Directions for this task: Your task is to reproduce the entries below word for word.

(Data items)

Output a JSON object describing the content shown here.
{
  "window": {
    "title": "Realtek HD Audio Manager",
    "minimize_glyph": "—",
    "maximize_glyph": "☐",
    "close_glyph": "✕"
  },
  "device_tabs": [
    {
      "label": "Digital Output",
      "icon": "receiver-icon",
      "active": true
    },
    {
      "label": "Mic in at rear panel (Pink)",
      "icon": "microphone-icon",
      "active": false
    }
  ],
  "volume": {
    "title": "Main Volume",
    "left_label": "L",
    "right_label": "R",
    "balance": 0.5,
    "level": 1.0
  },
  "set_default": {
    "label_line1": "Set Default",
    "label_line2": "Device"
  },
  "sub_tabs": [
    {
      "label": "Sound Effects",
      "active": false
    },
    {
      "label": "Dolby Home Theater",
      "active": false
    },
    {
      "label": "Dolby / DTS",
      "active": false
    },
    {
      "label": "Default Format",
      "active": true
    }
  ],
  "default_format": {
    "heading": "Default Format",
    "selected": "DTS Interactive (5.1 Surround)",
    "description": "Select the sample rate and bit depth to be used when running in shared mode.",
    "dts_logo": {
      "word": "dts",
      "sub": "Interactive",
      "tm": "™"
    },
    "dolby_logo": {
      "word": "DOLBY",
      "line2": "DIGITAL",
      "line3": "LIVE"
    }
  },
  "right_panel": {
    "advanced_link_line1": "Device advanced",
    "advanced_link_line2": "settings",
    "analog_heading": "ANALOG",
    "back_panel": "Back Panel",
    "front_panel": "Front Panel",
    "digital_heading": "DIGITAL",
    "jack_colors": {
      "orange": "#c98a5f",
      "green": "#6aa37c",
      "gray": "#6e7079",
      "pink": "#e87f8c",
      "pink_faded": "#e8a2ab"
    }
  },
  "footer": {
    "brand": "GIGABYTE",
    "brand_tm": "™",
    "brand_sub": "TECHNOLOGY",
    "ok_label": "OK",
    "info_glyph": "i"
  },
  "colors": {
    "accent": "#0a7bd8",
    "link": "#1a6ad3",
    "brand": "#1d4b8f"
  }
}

Finished answer:
Output a JSON object describing the content shown here.
{
  "window": {
    "title": "Realtek HD Audio Manager",
    "minimize_glyph": "—",
    "maximize_glyph": "☐",
    "close_glyph": "✕"
  },
  "device_tabs": [
    {
      "label": "Digital Output",
      "icon": "receiver-icon",
      "active": true
    },
    {
      "label": "Mic in at rear panel (Pink)",
      "icon": "microphone-icon",
      "active": false
    }
  ],
  "volume": {
    "title": "Main Volume",
    "left_label": "L",
    "right_label": "R",
    "balance": 0.5,
    "level": 1.0
  },
  "set_default": {
    "label_line1": "Set Default",
    "label_line2": "Device"
  },
  "sub_tabs": [
    {
      "label": "Sound Effects",
      "active": false
    },
    {
      "label": "Dolby Home Theater",
      "active": false
    },
    {
      "label": "Dolby / DTS",
      "active": false
    },
    {
      "label": "Default Format",
      "active": true
    }
  ],
  "default_format": {
    "heading": "Default Format",
    "selected": "DTS Interactive (5.1 Surround)",
    "description": "Select the sample rate and bit depth to be used when running in shared mode.",
    "dts_logo": {
      "word": "dts",
      "sub": "Interactive",
      "tm": "™"
    },
    "dolby_logo": {
      "word": "DOLBY",
      "line2": "DIGITAL",
      "line3": "LIVE"
    }
  },
  "right_panel": {
    "advanced_link_line1": "Device advanced",
    "advanced_link_line2": "settings",
    "analog_heading": "ANALOG",
    "back_panel": "Back Panel",
    "front_panel": "Front Panel",
    "digital_heading": "DIGITAL",
    "jack_colors": {
      "orange": "#c98a5f",
      "green": "#6aa37c",
      "gray": "#6e7079",
      "pink": "#e87f8c",
      "pink_faded": "#e8a2ab"
    }
  },
  "footer": {
    "brand": "GIGABYTE",
    "brand_tm": "™",
    "brand_sub": "TECHNOLOGY",
    "ok_label": "OK",
    "info_glyph": "i"
  },
  "colors": {
    "accent": "#0a7bd8",
    "link": "#1a6ad3",
    "brand": "#1d4b8f"
  }
}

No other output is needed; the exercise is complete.